What is required
Retype each line exactly. Skip images.

Dataset items:
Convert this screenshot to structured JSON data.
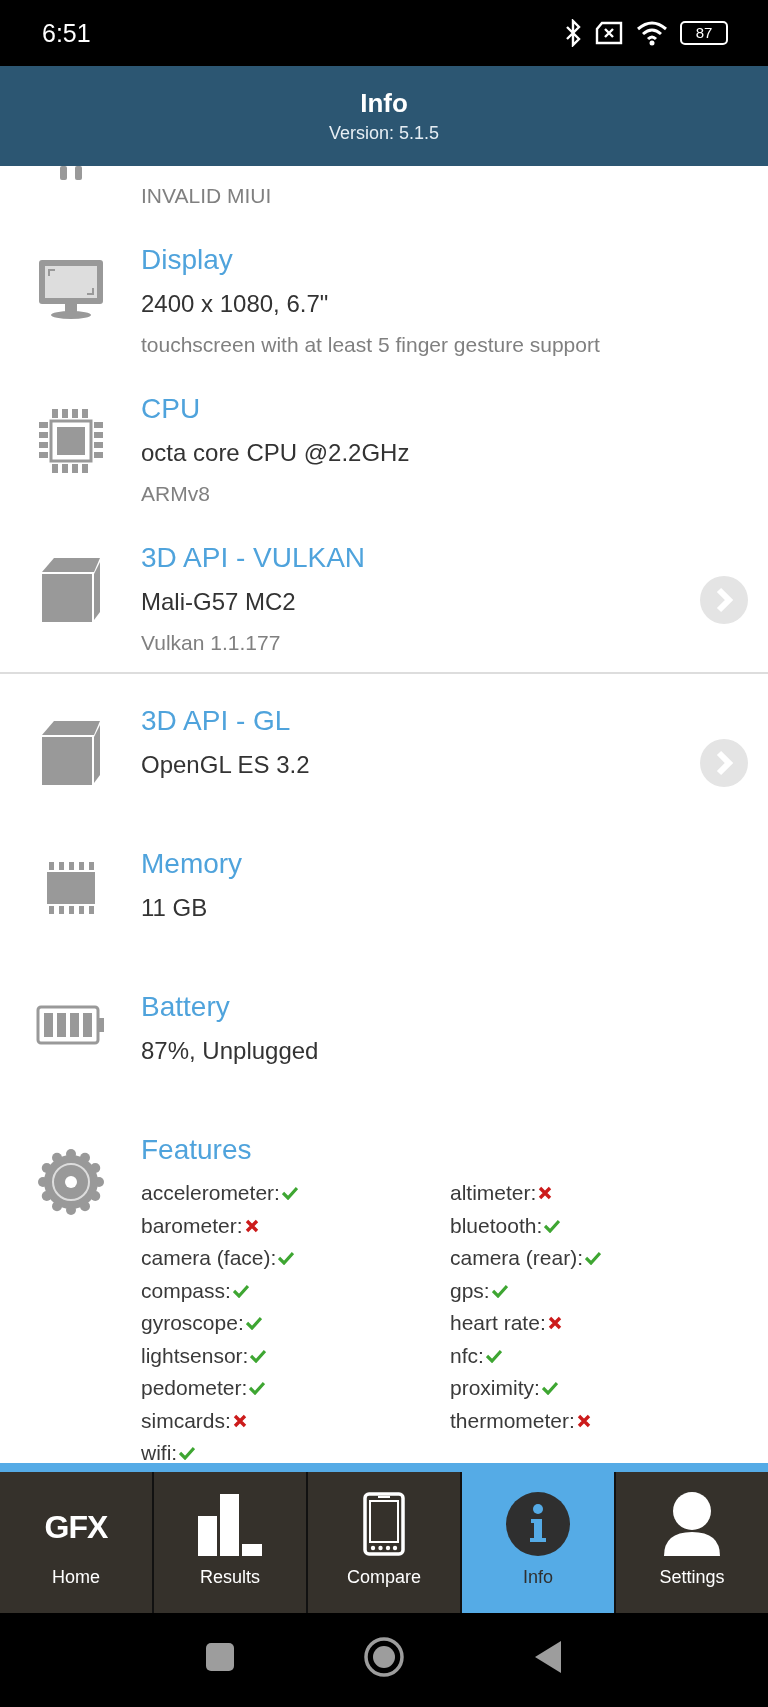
{
  "status_bar": {
    "time": "6:51",
    "battery": "87"
  },
  "header": {
    "title": "Info",
    "subtitle": "Version: 5.1.5"
  },
  "sections": [
    {
      "kind": "os",
      "subtitle": "INVALID MIUI"
    },
    {
      "kind": "display",
      "title": "Display",
      "value": "2400 x 1080, 6.7\"",
      "subtitle": "touchscreen with at least 5 finger gesture support"
    },
    {
      "kind": "cpu",
      "title": "CPU",
      "value": "octa core CPU @2.2GHz",
      "subtitle": "ARMv8"
    },
    {
      "kind": "gpu",
      "title": "3D API - VULKAN",
      "value": "Mali-G57 MC2",
      "subtitle": "Vulkan 1.1.177",
      "link": true
    },
    {
      "kind": "gpu",
      "title": "3D API - GL",
      "value": "OpenGL ES 3.2",
      "link": true
    },
    {
      "kind": "memory",
      "title": "Memory",
      "value": "11 GB"
    },
    {
      "kind": "battery",
      "title": "Battery",
      "value": "87%, Unplugged"
    },
    {
      "kind": "features",
      "title": "Features",
      "features": [
        {
          "name": "accelerometer:",
          "supported": true
        },
        {
          "name": "altimeter:",
          "supported": false
        },
        {
          "name": "barometer:",
          "supported": false
        },
        {
          "name": "bluetooth:",
          "supported": true
        },
        {
          "name": "camera (face):",
          "supported": true
        },
        {
          "name": "camera (rear):",
          "supported": true
        },
        {
          "name": "compass:",
          "supported": true
        },
        {
          "name": "gps:",
          "supported": true
        },
        {
          "name": "gyroscope:",
          "supported": true
        },
        {
          "name": "heart rate:",
          "supported": false
        },
        {
          "name": "lightsensor:",
          "supported": true
        },
        {
          "name": "nfc:",
          "supported": true
        },
        {
          "name": "pedometer:",
          "supported": true
        },
        {
          "name": "proximity:",
          "supported": true
        },
        {
          "name": "simcards:",
          "supported": false
        },
        {
          "name": "thermometer:",
          "supported": false
        },
        {
          "name": "wifi:",
          "supported": true
        }
      ]
    }
  ],
  "tabs": [
    {
      "kind": "home",
      "logo": "GFX",
      "label": "Home",
      "selected": false
    },
    {
      "kind": "results",
      "label": "Results",
      "selected": false
    },
    {
      "kind": "compare",
      "label": "Compare",
      "selected": false
    },
    {
      "kind": "info",
      "label": "Info",
      "selected": true
    },
    {
      "kind": "settings",
      "label": "Settings",
      "selected": false
    }
  ]
}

Response to this exercise
Convert this screenshot to structured JSON data.
{
  "status_bar": {
    "time": "6:51",
    "battery": "87"
  },
  "header": {
    "title": "Info",
    "subtitle": "Version: 5.1.5"
  },
  "sections": [
    {
      "kind": "os",
      "subtitle": "INVALID MIUI"
    },
    {
      "kind": "display",
      "title": "Display",
      "value": "2400 x 1080, 6.7\"",
      "subtitle": "touchscreen with at least 5 finger gesture support"
    },
    {
      "kind": "cpu",
      "title": "CPU",
      "value": "octa core CPU @2.2GHz",
      "subtitle": "ARMv8"
    },
    {
      "kind": "gpu",
      "title": "3D API - VULKAN",
      "value": "Mali-G57 MC2",
      "subtitle": "Vulkan 1.1.177",
      "link": true
    },
    {
      "kind": "gpu",
      "title": "3D API - GL",
      "value": "OpenGL ES 3.2",
      "link": true
    },
    {
      "kind": "memory",
      "title": "Memory",
      "value": "11 GB"
    },
    {
      "kind": "battery",
      "title": "Battery",
      "value": "87%, Unplugged"
    },
    {
      "kind": "features",
      "title": "Features",
      "features": [
        {
          "name": "accelerometer:",
          "supported": true
        },
        {
          "name": "altimeter:",
          "supported": false
        },
        {
          "name": "barometer:",
          "supported": false
        },
        {
          "name": "bluetooth:",
          "supported": true
        },
        {
          "name": "camera (face):",
          "supported": true
        },
        {
          "name": "camera (rear):",
          "supported": true
        },
        {
          "name": "compass:",
          "supported": true
        },
        {
          "name": "gps:",
          "supported": true
        },
        {
          "name": "gyroscope:",
          "supported": true
        },
        {
          "name": "heart rate:",
          "supported": false
        },
        {
          "name": "lightsensor:",
          "supported": true
        },
        {
          "name": "nfc:",
          "supported": true
        },
        {
          "name": "pedometer:",
          "supported": true
        },
        {
          "name": "proximity:",
          "supported": true
        },
        {
          "name": "simcards:",
          "supported": false
        },
        {
          "name": "thermometer:",
          "supported": false
        },
        {
          "name": "wifi:",
          "supported": true
        }
      ]
    }
  ],
  "tabs": [
    {
      "kind": "home",
      "logo": "GFX",
      "label": "Home",
      "selected": false
    },
    {
      "kind": "results",
      "label": "Results",
      "selected": false
    },
    {
      "kind": "compare",
      "label": "Compare",
      "selected": false
    },
    {
      "kind": "info",
      "label": "Info",
      "selected": true
    },
    {
      "kind": "settings",
      "label": "Settings",
      "selected": false
    }
  ]
}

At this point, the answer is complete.